- Provided records:
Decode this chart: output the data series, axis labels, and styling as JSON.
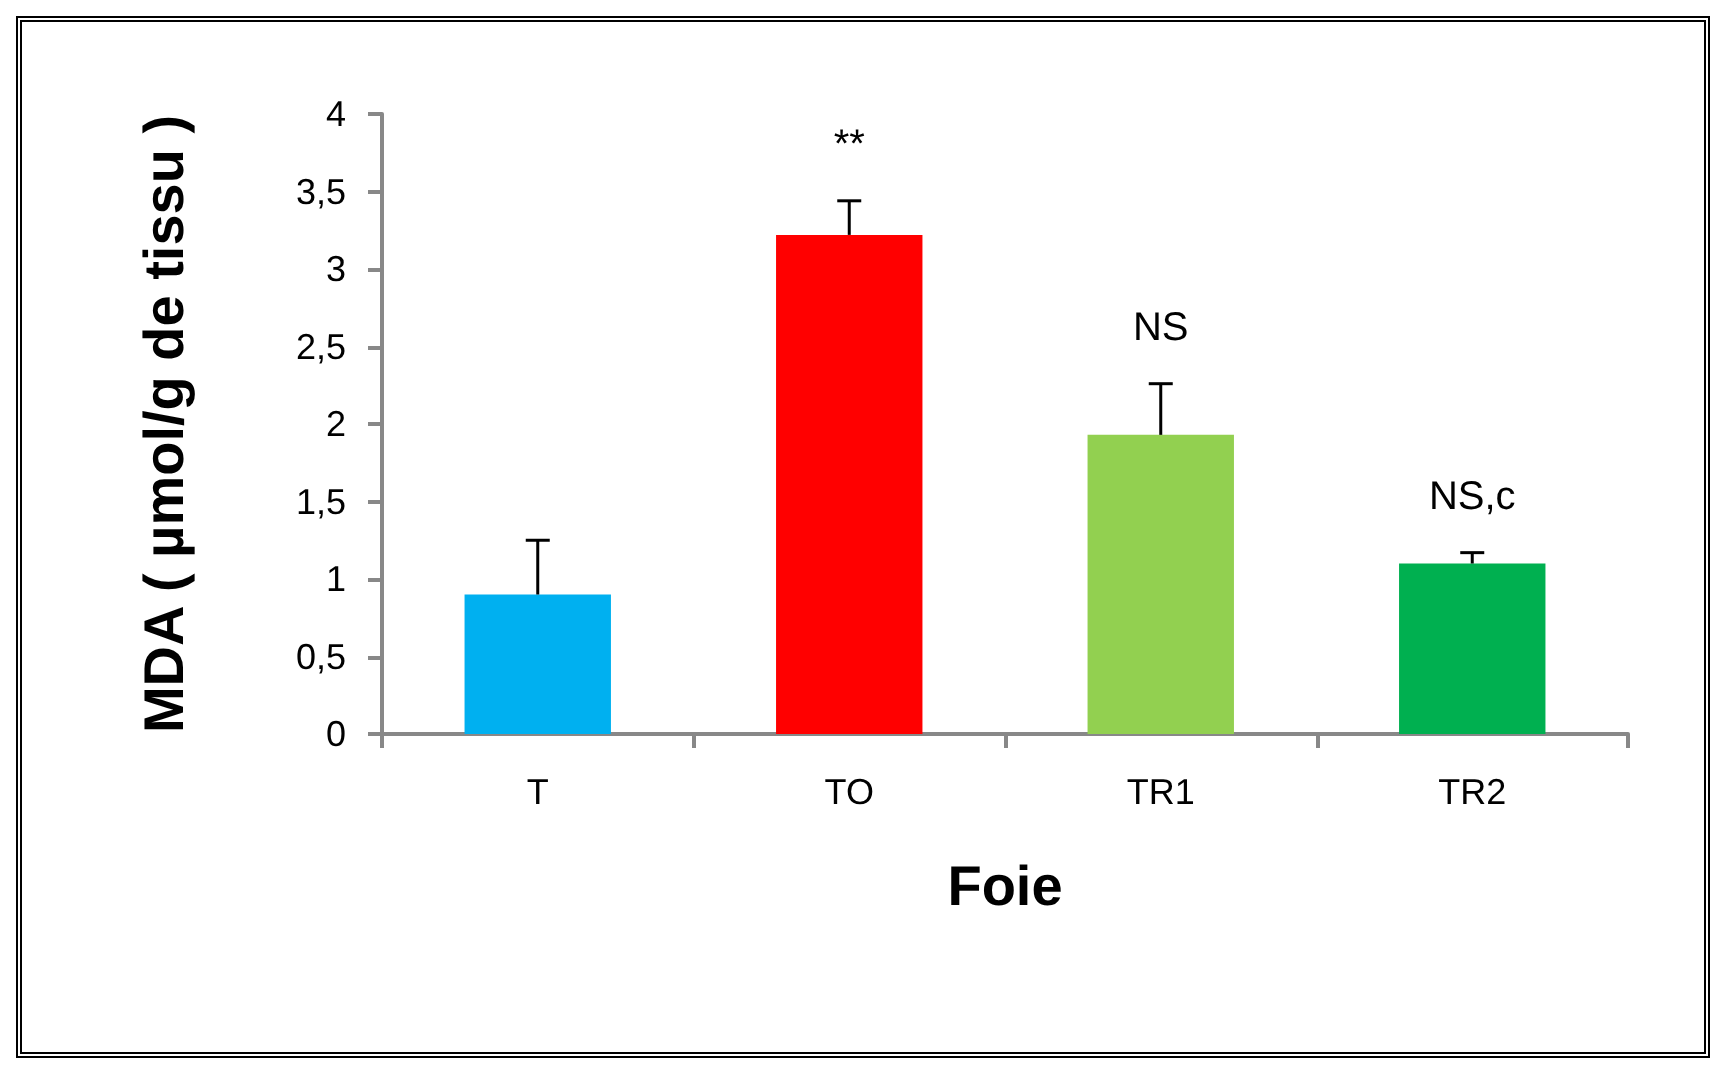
{
  "chart_data": {
    "type": "bar",
    "xlabel": "Foie",
    "ylabel": "MDA ( µmol/g de tissu )",
    "categories": [
      "T",
      "TO",
      "TR1",
      "TR2"
    ],
    "values": [
      0.9,
      3.22,
      1.93,
      1.1
    ],
    "colors": [
      "#00b0f0",
      "#ff0000",
      "#92d050",
      "#00b050"
    ],
    "errors": [
      [
        0.9,
        1.25
      ],
      [
        3.22,
        3.44
      ],
      [
        1.93,
        2.26
      ],
      [
        1.1,
        1.17
      ]
    ],
    "value_labels": [
      null,
      "**",
      "NS",
      "NS,c"
    ],
    "ylim": [
      0,
      4
    ],
    "yticks": [
      0,
      {
        "value": 0.5,
        "label": "0,5"
      },
      1,
      {
        "value": 1.5,
        "label": "1,5"
      },
      2,
      {
        "value": 2.5,
        "label": "2,5"
      },
      3,
      {
        "value": 3.5,
        "label": "3,5"
      },
      4
    ],
    "grid": false
  }
}
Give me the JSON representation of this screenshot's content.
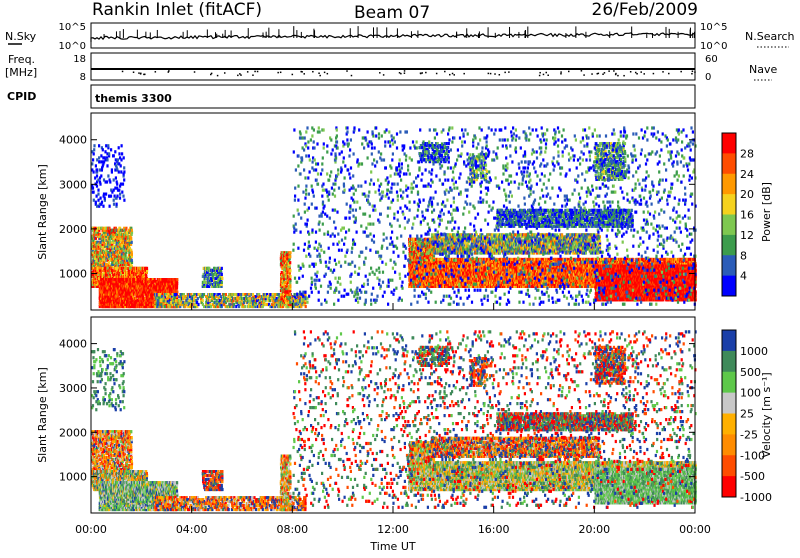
{
  "header": {
    "station": "Rankin Inlet (fitACF)",
    "beam": "Beam 07",
    "date": "26/Feb/2009"
  },
  "top_panels": {
    "nsky_label": "N.Sky",
    "nsky_ticks": [
      "10^5",
      "10^0"
    ],
    "nsearch_label": "N.Search",
    "nsearch_ticks": [
      "10^5",
      "10^0"
    ],
    "freq_label": "Freq.",
    "freq_unit": "[MHz]",
    "freq_ticks": [
      "18",
      "8"
    ],
    "nave_label": "Nave",
    "nave_ticks": [
      "60",
      "0"
    ],
    "cpid_label": "CPID",
    "cpid_value": "themis 3300"
  },
  "chart_data": [
    {
      "type": "heatmap",
      "ylabel": "Slant Range [km]",
      "ylim": [
        180,
        4600
      ],
      "yticks": [
        1000,
        2000,
        3000,
        4000
      ],
      "xlim": [
        0,
        24
      ],
      "colorbar": {
        "label": "Power [dB]",
        "ticks": [
          "28",
          "24",
          "20",
          "16",
          "12",
          "8",
          "4"
        ],
        "colors": [
          "#ff0000",
          "#ff4d00",
          "#ff9900",
          "#f5d21e",
          "#7ec850",
          "#3c9c4c",
          "#2b5cb8",
          "#0000ff"
        ]
      }
    },
    {
      "type": "heatmap",
      "ylabel": "Slant Range [km]",
      "ylim": [
        180,
        4600
      ],
      "yticks": [
        1000,
        2000,
        3000,
        4000
      ],
      "xlim": [
        0,
        24
      ],
      "xlabel": "Time UT",
      "xticks": [
        "00:00",
        "04:00",
        "08:00",
        "12:00",
        "16:00",
        "20:00",
        "00:00"
      ],
      "colorbar": {
        "label": "Velocity [m s⁻¹]",
        "ticks": [
          "1000",
          "500",
          "100",
          "25",
          "-25",
          "-100",
          "-500",
          "-1000"
        ],
        "colors": [
          "#1a3fa8",
          "#3f8a5a",
          "#5ec84a",
          "#c8c8c8",
          "#ffb000",
          "#ff8c00",
          "#ff4d00",
          "#ff0000"
        ]
      }
    }
  ]
}
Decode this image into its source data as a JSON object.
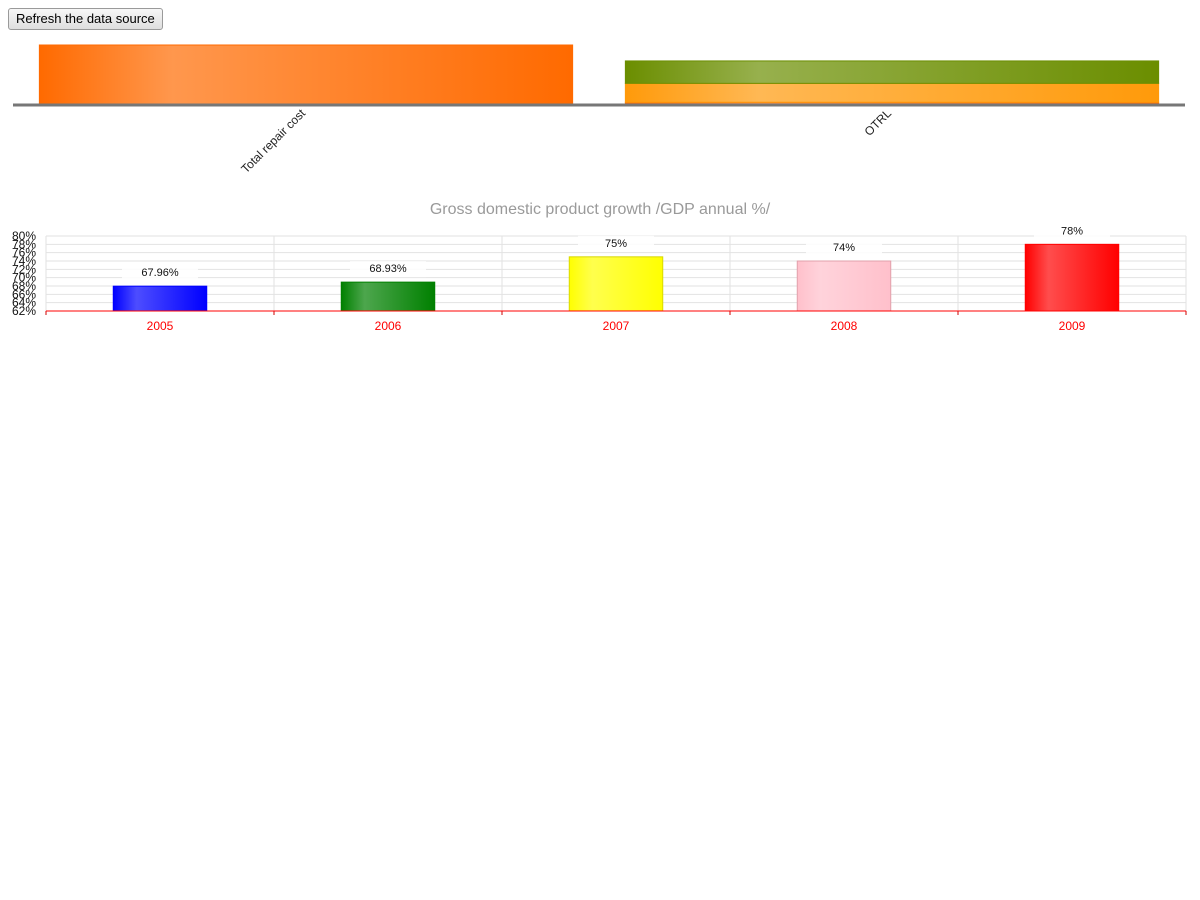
{
  "toolbar": {
    "refresh_label": "Refresh the data source"
  },
  "chart_data": [
    {
      "type": "bar",
      "stacked": true,
      "categories": [
        "Total repair cost",
        "OTRL"
      ],
      "series": [
        {
          "values": [
            1.0,
            0.03
          ],
          "color": "#ff6a00"
        },
        {
          "values": [
            0,
            0.32
          ],
          "color": "#ff9a0a"
        },
        {
          "values": [
            0,
            0.38
          ],
          "color": "#6b8e00"
        }
      ],
      "ylim": [
        0,
        1.0
      ],
      "grid": false,
      "legend": "none"
    },
    {
      "type": "bar",
      "title": "Gross domestic product growth /GDP annual %/",
      "categories": [
        "2005",
        "2006",
        "2007",
        "2008",
        "2009"
      ],
      "values": [
        67.96,
        68.93,
        75,
        74,
        78
      ],
      "data_labels": [
        "67.96%",
        "68.93%",
        "75%",
        "74%",
        "78%"
      ],
      "colors": [
        "#0000ff",
        "#008000",
        "#ffff00",
        "#ffc0cb",
        "#ff0000"
      ],
      "ylim": [
        62,
        80
      ],
      "yticks": [
        "62%",
        "64%",
        "66%",
        "68%",
        "70%",
        "72%",
        "74%",
        "76%",
        "78%",
        "80%"
      ],
      "grid": true,
      "legend": "none"
    }
  ]
}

- Aim:
Output, exactly, all the records above; include no pictures.

- Final result:
Decode this chart: output the data series, axis labels, and styling as JSON.
{
  "chart_data": {
    "type": "bar",
    "xlabel": "Foie",
    "ylabel": "MDA ( µmol/g de tissu )",
    "categories": [
      "T",
      "TO",
      "TR1",
      "TR2"
    ],
    "values": [
      0.9,
      3.22,
      1.93,
      1.1
    ],
    "colors": [
      "#00b0f0",
      "#ff0000",
      "#92d050",
      "#00b050"
    ],
    "errors": [
      [
        0.9,
        1.25
      ],
      [
        3.22,
        3.44
      ],
      [
        1.93,
        2.26
      ],
      [
        1.1,
        1.17
      ]
    ],
    "value_labels": [
      null,
      "**",
      "NS",
      "NS,c"
    ],
    "ylim": [
      0,
      4
    ],
    "yticks": [
      0,
      {
        "value": 0.5,
        "label": "0,5"
      },
      1,
      {
        "value": 1.5,
        "label": "1,5"
      },
      2,
      {
        "value": 2.5,
        "label": "2,5"
      },
      3,
      {
        "value": 3.5,
        "label": "3,5"
      },
      4
    ],
    "grid": false
  }
}
Give me the JSON representation of this screenshot's content.
{
  "header": {
    "station": "Rankin Inlet (fitACF)",
    "beam": "Beam 07",
    "date": "26/Feb/2009"
  },
  "top_panels": {
    "nsky_label": "N.Sky",
    "nsky_ticks": [
      "10^5",
      "10^0"
    ],
    "nsearch_label": "N.Search",
    "nsearch_ticks": [
      "10^5",
      "10^0"
    ],
    "freq_label": "Freq.",
    "freq_unit": "[MHz]",
    "freq_ticks": [
      "18",
      "8"
    ],
    "nave_label": "Nave",
    "nave_ticks": [
      "60",
      "0"
    ],
    "cpid_label": "CPID",
    "cpid_value": "themis 3300"
  },
  "chart_data": [
    {
      "type": "heatmap",
      "ylabel": "Slant Range [km]",
      "ylim": [
        180,
        4600
      ],
      "yticks": [
        1000,
        2000,
        3000,
        4000
      ],
      "xlim": [
        0,
        24
      ],
      "colorbar": {
        "label": "Power [dB]",
        "ticks": [
          "28",
          "24",
          "20",
          "16",
          "12",
          "8",
          "4"
        ],
        "colors": [
          "#ff0000",
          "#ff4d00",
          "#ff9900",
          "#f5d21e",
          "#7ec850",
          "#3c9c4c",
          "#2b5cb8",
          "#0000ff"
        ]
      }
    },
    {
      "type": "heatmap",
      "ylabel": "Slant Range [km]",
      "ylim": [
        180,
        4600
      ],
      "yticks": [
        1000,
        2000,
        3000,
        4000
      ],
      "xlim": [
        0,
        24
      ],
      "xlabel": "Time UT",
      "xticks": [
        "00:00",
        "04:00",
        "08:00",
        "12:00",
        "16:00",
        "20:00",
        "00:00"
      ],
      "colorbar": {
        "label": "Velocity [m s⁻¹]",
        "ticks": [
          "1000",
          "500",
          "100",
          "25",
          "-25",
          "-100",
          "-500",
          "-1000"
        ],
        "colors": [
          "#1a3fa8",
          "#3f8a5a",
          "#5ec84a",
          "#c8c8c8",
          "#ffb000",
          "#ff8c00",
          "#ff4d00",
          "#ff0000"
        ]
      }
    }
  ]
}
Decode this image into its source data as a JSON object.
{
  "toolbar": {
    "refresh_label": "Refresh the data source"
  },
  "chart_data": [
    {
      "type": "bar",
      "stacked": true,
      "categories": [
        "Total repair cost",
        "OTRL"
      ],
      "series": [
        {
          "values": [
            1.0,
            0.03
          ],
          "color": "#ff6a00"
        },
        {
          "values": [
            0,
            0.32
          ],
          "color": "#ff9a0a"
        },
        {
          "values": [
            0,
            0.38
          ],
          "color": "#6b8e00"
        }
      ],
      "ylim": [
        0,
        1.0
      ],
      "grid": false,
      "legend": "none"
    },
    {
      "type": "bar",
      "title": "Gross domestic product growth /GDP annual %/",
      "categories": [
        "2005",
        "2006",
        "2007",
        "2008",
        "2009"
      ],
      "values": [
        67.96,
        68.93,
        75,
        74,
        78
      ],
      "data_labels": [
        "67.96%",
        "68.93%",
        "75%",
        "74%",
        "78%"
      ],
      "colors": [
        "#0000ff",
        "#008000",
        "#ffff00",
        "#ffc0cb",
        "#ff0000"
      ],
      "ylim": [
        62,
        80
      ],
      "yticks": [
        "62%",
        "64%",
        "66%",
        "68%",
        "70%",
        "72%",
        "74%",
        "76%",
        "78%",
        "80%"
      ],
      "grid": true,
      "legend": "none"
    }
  ]
}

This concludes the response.